Stated problem: Each line that follows should be printed again exactly as it stands.
..............................
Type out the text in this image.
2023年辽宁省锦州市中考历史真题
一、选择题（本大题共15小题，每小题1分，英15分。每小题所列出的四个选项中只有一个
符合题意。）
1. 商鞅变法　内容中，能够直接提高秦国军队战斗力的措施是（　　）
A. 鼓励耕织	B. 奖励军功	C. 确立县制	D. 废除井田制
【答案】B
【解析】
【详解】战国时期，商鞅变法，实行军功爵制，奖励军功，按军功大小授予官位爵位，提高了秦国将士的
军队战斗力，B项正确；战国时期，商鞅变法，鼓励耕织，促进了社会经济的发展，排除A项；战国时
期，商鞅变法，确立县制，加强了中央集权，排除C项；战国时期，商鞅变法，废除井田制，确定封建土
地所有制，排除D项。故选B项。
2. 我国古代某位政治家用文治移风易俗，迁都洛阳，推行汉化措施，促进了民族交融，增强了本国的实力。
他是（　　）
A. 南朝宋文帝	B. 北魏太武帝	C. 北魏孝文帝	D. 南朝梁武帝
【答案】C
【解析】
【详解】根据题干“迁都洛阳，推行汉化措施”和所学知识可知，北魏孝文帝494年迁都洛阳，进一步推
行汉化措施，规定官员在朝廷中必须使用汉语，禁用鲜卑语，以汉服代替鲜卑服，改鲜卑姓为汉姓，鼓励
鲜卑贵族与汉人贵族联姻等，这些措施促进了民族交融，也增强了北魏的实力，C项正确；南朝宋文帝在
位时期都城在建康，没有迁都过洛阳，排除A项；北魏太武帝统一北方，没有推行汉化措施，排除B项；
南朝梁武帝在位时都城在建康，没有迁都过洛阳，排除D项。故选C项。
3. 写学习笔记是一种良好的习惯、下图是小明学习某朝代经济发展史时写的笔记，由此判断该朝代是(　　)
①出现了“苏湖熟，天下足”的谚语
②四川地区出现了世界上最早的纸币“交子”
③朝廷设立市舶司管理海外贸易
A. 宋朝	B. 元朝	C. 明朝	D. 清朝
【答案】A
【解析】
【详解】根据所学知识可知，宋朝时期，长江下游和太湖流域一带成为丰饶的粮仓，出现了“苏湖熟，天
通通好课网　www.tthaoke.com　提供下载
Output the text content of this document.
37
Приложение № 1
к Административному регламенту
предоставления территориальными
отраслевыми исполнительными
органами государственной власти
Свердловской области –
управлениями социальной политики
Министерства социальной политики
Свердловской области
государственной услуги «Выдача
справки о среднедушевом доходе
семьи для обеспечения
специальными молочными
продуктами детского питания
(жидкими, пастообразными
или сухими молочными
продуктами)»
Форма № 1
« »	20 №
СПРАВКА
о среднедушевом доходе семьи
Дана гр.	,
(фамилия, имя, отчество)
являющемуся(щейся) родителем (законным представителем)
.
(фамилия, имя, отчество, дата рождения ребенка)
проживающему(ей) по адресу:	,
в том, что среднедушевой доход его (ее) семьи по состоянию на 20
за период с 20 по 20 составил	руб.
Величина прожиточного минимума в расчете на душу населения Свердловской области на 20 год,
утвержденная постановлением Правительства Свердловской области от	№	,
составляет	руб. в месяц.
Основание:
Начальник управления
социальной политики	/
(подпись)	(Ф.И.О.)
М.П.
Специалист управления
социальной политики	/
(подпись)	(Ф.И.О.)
..............................
Task result:
Type out the text in this image.
2023年辽宁省锦州市中考历史真题
一、选择题（本大题共15小题，每小题1分，英15分。每小题所列出的四个选项中只有一个
符合题意。）
1. 商鞅变法　内容中，能够直接提高秦国军队战斗力的措施是（　　）
A. 鼓励耕织	B. 奖励军功	C. 确立县制	D. 废除井田制
【答案】B
【解析】
【详解】战国时期，商鞅变法，实行军功爵制，奖励军功，按军功大小授予官位爵位，提高了秦国将士的
军队战斗力，B项正确；战国时期，商鞅变法，鼓励耕织，促进了社会经济的发展，排除A项；战国时
期，商鞅变法，确立县制，加强了中央集权，排除C项；战国时期，商鞅变法，废除井田制，确定封建土
地所有制，排除D项。故选B项。
2. 我国古代某位政治家用文治移风易俗，迁都洛阳，推行汉化措施，促进了民族交融，增强了本国的实力。
他是（　　）
A. 南朝宋文帝	B. 北魏太武帝	C. 北魏孝文帝	D. 南朝梁武帝
【答案】C
【解析】
【详解】根据题干“迁都洛阳，推行汉化措施”和所学知识可知，北魏孝文帝494年迁都洛阳，进一步推
行汉化措施，规定官员在朝廷中必须使用汉语，禁用鲜卑语，以汉服代替鲜卑服，改鲜卑姓为汉姓，鼓励
鲜卑贵族与汉人贵族联姻等，这些措施促进了民族交融，也增强了北魏的实力，C项正确；南朝宋文帝在
位时期都城在建康，没有迁都过洛阳，排除A项；北魏太武帝统一北方，没有推行汉化措施，排除B项；
南朝梁武帝在位时都城在建康，没有迁都过洛阳，排除D项。故选C项。
3. 写学习笔记是一种良好的习惯、下图是小明学习某朝代经济发展史时写的笔记，由此判断该朝代是(　　)
①出现了“苏湖熟，天下足”的谚语
②四川地区出现了世界上最早的纸币“交子”
③朝廷设立市舶司管理海外贸易
A. 宋朝	B. 元朝	C. 明朝	D. 清朝
【答案】A
【解析】
【详解】根据所学知识可知，宋朝时期，长江下游和太湖流域一带成为丰饶的粮仓，出现了“苏湖熟，天
通通好课网　www.tthaoke.com　提供下载
Output the text content of this document.
37
Приложение № 1
к Административному регламенту
предоставления территориальными
отраслевыми исполнительными
органами государственной власти
Свердловской области –
управлениями социальной политики
Министерства социальной политики
Свердловской области
государственной услуги «Выдача
справки о среднедушевом доходе
семьи для обеспечения
специальными молочными
продуктами детского питания
(жидкими, пастообразными
или сухими молочными
продуктами)»
Форма № 1
« »	20 №
СПРАВКА
о среднедушевом доходе семьи
Дана гр.	,
(фамилия, имя, отчество)
являющемуся(щейся) родителем (законным представителем)
.
(фамилия, имя, отчество, дата рождения ребенка)
проживающему(ей) по адресу:	,
в том, что среднедушевой доход его (ее) семьи по состоянию на 20
за период с 20 по 20 составил	руб.
Величина прожиточного минимума в расчете на душу населения Свердловской области на 20 год,
утвержденная постановлением Правительства Свердловской области от	№	,
составляет	руб. в месяц.
Основание:
Начальник управления
социальной политики	/
(подпись)	(Ф.И.О.)
М.П.
Специалист управления
социальной политики	/
(подпись)	(Ф.И.О.)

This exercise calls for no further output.